## Begin

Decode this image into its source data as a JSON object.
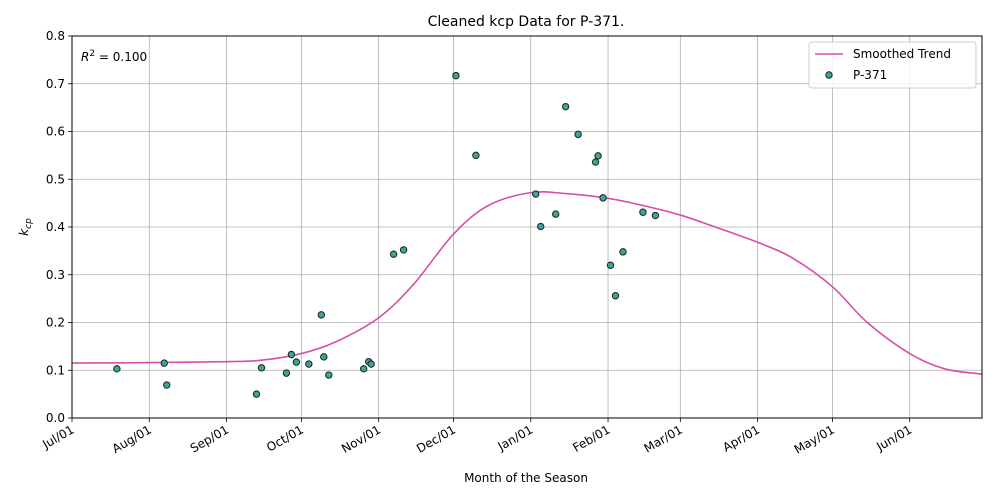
{
  "chart_data": {
    "type": "scatter",
    "title": "Cleaned kcp Data for P-371.",
    "xlabel": "Month of the Season",
    "ylabel": "k",
    "ylabel_sub": "cp",
    "x_axis_kind": "date",
    "xlim": [
      "2023-07-01",
      "2024-06-30"
    ],
    "ylim": [
      0,
      0.8
    ],
    "x_ticks": [
      {
        "date": "2023-07-01",
        "label": "Jul/01"
      },
      {
        "date": "2023-08-01",
        "label": "Aug/01"
      },
      {
        "date": "2023-09-01",
        "label": "Sep/01"
      },
      {
        "date": "2023-10-01",
        "label": "Oct/01"
      },
      {
        "date": "2023-11-01",
        "label": "Nov/01"
      },
      {
        "date": "2023-12-01",
        "label": "Dec/01"
      },
      {
        "date": "2024-01-01",
        "label": "Jan/01"
      },
      {
        "date": "2024-02-01",
        "label": "Feb/01"
      },
      {
        "date": "2024-03-01",
        "label": "Mar/01"
      },
      {
        "date": "2024-04-01",
        "label": "Apr/01"
      },
      {
        "date": "2024-05-01",
        "label": "May/01"
      },
      {
        "date": "2024-06-01",
        "label": "Jun/01"
      }
    ],
    "y_ticks": [
      "0.0",
      "0.1",
      "0.2",
      "0.3",
      "0.4",
      "0.5",
      "0.6",
      "0.7",
      "0.8"
    ],
    "y_tick_values": [
      0,
      0.1,
      0.2,
      0.3,
      0.4,
      0.5,
      0.6,
      0.7,
      0.8
    ],
    "grid": true,
    "legend_position": "top-right",
    "annotation": {
      "prefix": "R",
      "sup": "2",
      "text": " = 0.100"
    },
    "series": [
      {
        "name": "Smoothed Trend",
        "kind": "line",
        "color": "#d74fa6",
        "points": [
          {
            "x": "2023-07-01",
            "y": 0.115
          },
          {
            "x": "2023-08-01",
            "y": 0.116
          },
          {
            "x": "2023-09-01",
            "y": 0.118
          },
          {
            "x": "2023-09-15",
            "y": 0.121
          },
          {
            "x": "2023-10-01",
            "y": 0.135
          },
          {
            "x": "2023-10-15",
            "y": 0.16
          },
          {
            "x": "2023-11-01",
            "y": 0.21
          },
          {
            "x": "2023-11-15",
            "y": 0.28
          },
          {
            "x": "2023-12-01",
            "y": 0.385
          },
          {
            "x": "2023-12-15",
            "y": 0.445
          },
          {
            "x": "2024-01-01",
            "y": 0.472
          },
          {
            "x": "2024-01-15",
            "y": 0.47
          },
          {
            "x": "2024-02-01",
            "y": 0.46
          },
          {
            "x": "2024-02-15",
            "y": 0.445
          },
          {
            "x": "2024-03-01",
            "y": 0.425
          },
          {
            "x": "2024-03-15",
            "y": 0.4
          },
          {
            "x": "2024-04-01",
            "y": 0.368
          },
          {
            "x": "2024-04-15",
            "y": 0.335
          },
          {
            "x": "2024-05-01",
            "y": 0.275
          },
          {
            "x": "2024-05-15",
            "y": 0.2
          },
          {
            "x": "2024-06-01",
            "y": 0.135
          },
          {
            "x": "2024-06-15",
            "y": 0.103
          },
          {
            "x": "2024-06-30",
            "y": 0.092
          }
        ]
      },
      {
        "name": "P-371",
        "kind": "scatter",
        "color": "#3aa59a",
        "edge_color": "#222222",
        "points": [
          {
            "x": "2023-07-19",
            "y": 0.103
          },
          {
            "x": "2023-08-07",
            "y": 0.115
          },
          {
            "x": "2023-08-08",
            "y": 0.069
          },
          {
            "x": "2023-09-13",
            "y": 0.05
          },
          {
            "x": "2023-09-15",
            "y": 0.105
          },
          {
            "x": "2023-09-25",
            "y": 0.094
          },
          {
            "x": "2023-09-27",
            "y": 0.133
          },
          {
            "x": "2023-09-29",
            "y": 0.117
          },
          {
            "x": "2023-10-04",
            "y": 0.113
          },
          {
            "x": "2023-10-09",
            "y": 0.216
          },
          {
            "x": "2023-10-10",
            "y": 0.128
          },
          {
            "x": "2023-10-12",
            "y": 0.09
          },
          {
            "x": "2023-10-26",
            "y": 0.103
          },
          {
            "x": "2023-10-28",
            "y": 0.118
          },
          {
            "x": "2023-10-29",
            "y": 0.113
          },
          {
            "x": "2023-11-07",
            "y": 0.343
          },
          {
            "x": "2023-11-11",
            "y": 0.352
          },
          {
            "x": "2023-12-02",
            "y": 0.717
          },
          {
            "x": "2023-12-10",
            "y": 0.55
          },
          {
            "x": "2024-01-03",
            "y": 0.469
          },
          {
            "x": "2024-01-05",
            "y": 0.401
          },
          {
            "x": "2024-01-11",
            "y": 0.427
          },
          {
            "x": "2024-01-15",
            "y": 0.652
          },
          {
            "x": "2024-01-20",
            "y": 0.594
          },
          {
            "x": "2024-01-27",
            "y": 0.536
          },
          {
            "x": "2024-01-28",
            "y": 0.549
          },
          {
            "x": "2024-01-30",
            "y": 0.461
          },
          {
            "x": "2024-02-02",
            "y": 0.32
          },
          {
            "x": "2024-02-04",
            "y": 0.256
          },
          {
            "x": "2024-02-07",
            "y": 0.348
          },
          {
            "x": "2024-02-15",
            "y": 0.431
          },
          {
            "x": "2024-02-20",
            "y": 0.424
          }
        ]
      }
    ]
  }
}
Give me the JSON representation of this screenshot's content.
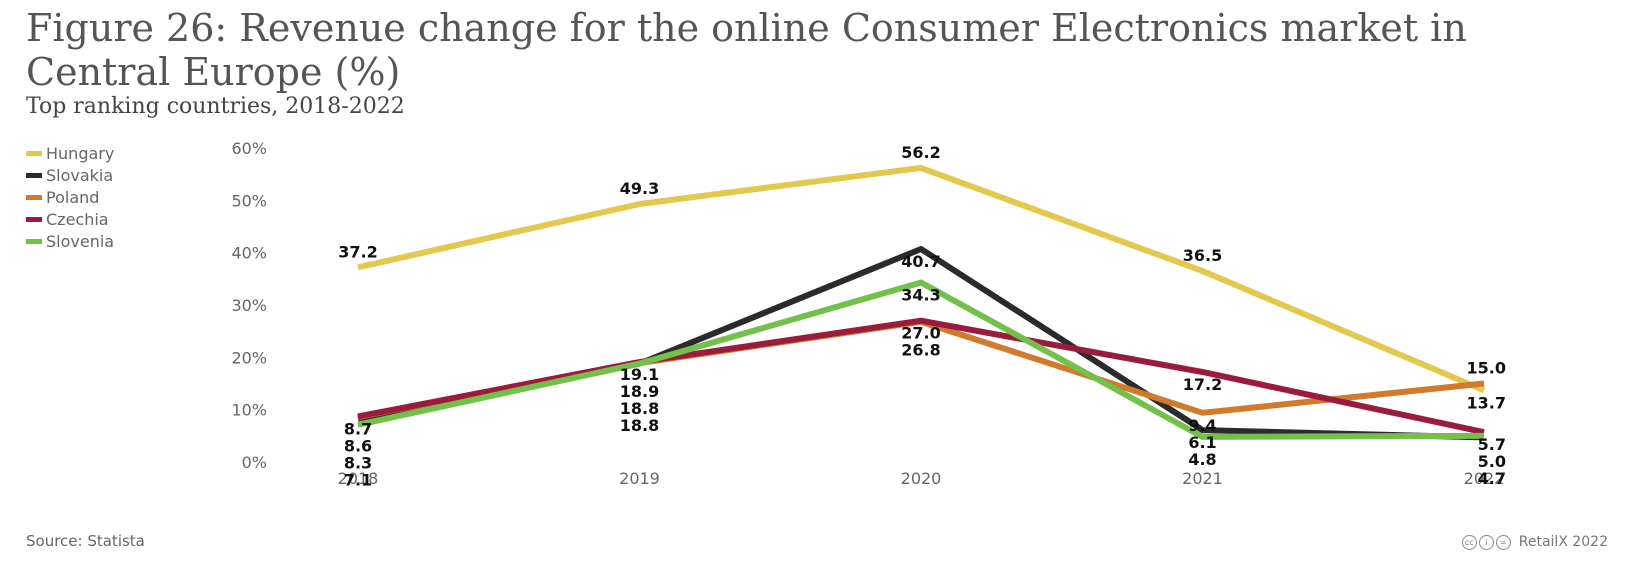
{
  "title": "Figure 26: Revenue change for the online Consumer Electronics market in Central Europe (%)",
  "subtitle": "Top ranking countries, 2018-2022",
  "source": "Source: Statista",
  "credit": "RetailX 2022",
  "chart_data": {
    "type": "line",
    "categories": [
      "2018",
      "2019",
      "2020",
      "2021",
      "2022"
    ],
    "ylim": [
      0,
      60
    ],
    "yticks": [
      0,
      10,
      20,
      30,
      40,
      50,
      60
    ],
    "ytick_labels": [
      "0%",
      "10%",
      "20%",
      "30%",
      "40%",
      "50%",
      "60%"
    ],
    "legend_position": "top-left",
    "grid": false,
    "series": [
      {
        "name": "Hungary",
        "color": "#e3c84e",
        "values": [
          37.2,
          49.3,
          56.2,
          36.5,
          13.7
        ]
      },
      {
        "name": "Slovakia",
        "color": "#2b2b2b",
        "values": [
          8.3,
          18.8,
          40.7,
          6.1,
          4.7
        ]
      },
      {
        "name": "Poland",
        "color": "#d27a2c",
        "values": [
          8.6,
          18.9,
          26.8,
          9.4,
          15.0
        ]
      },
      {
        "name": "Czechia",
        "color": "#9b1b3d",
        "values": [
          8.7,
          19.1,
          27.0,
          17.2,
          5.7
        ]
      },
      {
        "name": "Slovenia",
        "color": "#73c04b",
        "values": [
          7.1,
          18.8,
          34.3,
          4.8,
          5.0
        ]
      }
    ]
  }
}
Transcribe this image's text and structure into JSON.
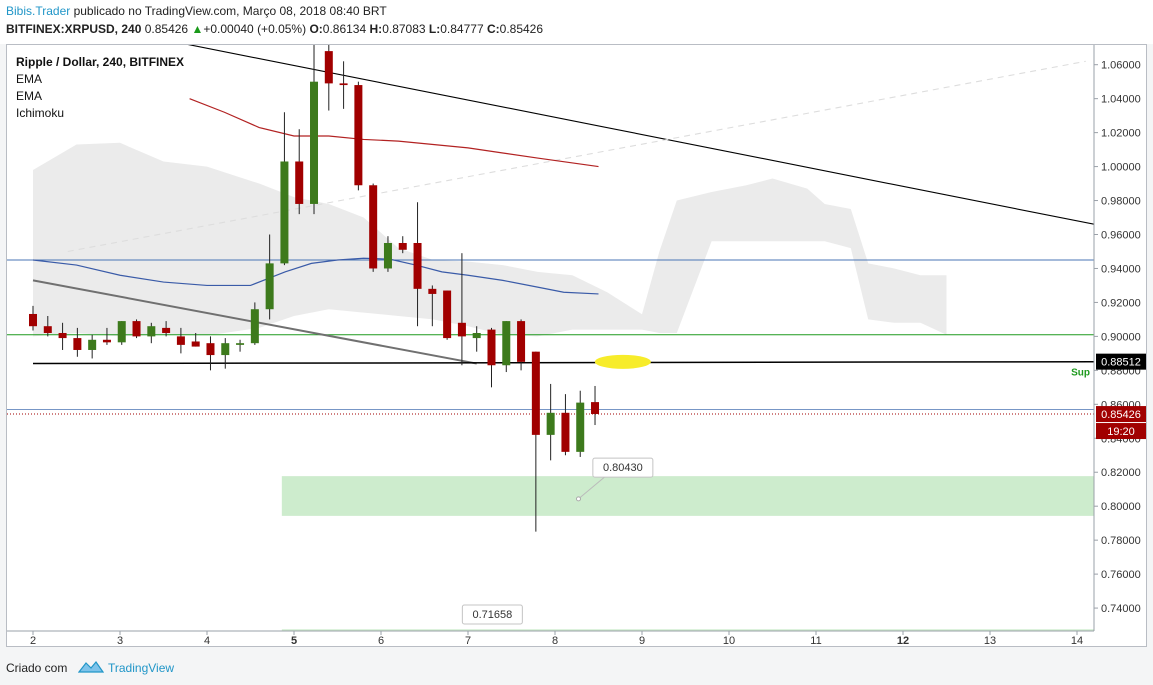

## End

▶ [PROMPT]
Show the lines of the records that include the string "this".

▶ [TASK OUTPUT]
Decode this image into its source data as a JSON object.
Give me the JSON representation of this screenshot's content.
Transcribe this image's text and structure into JSON.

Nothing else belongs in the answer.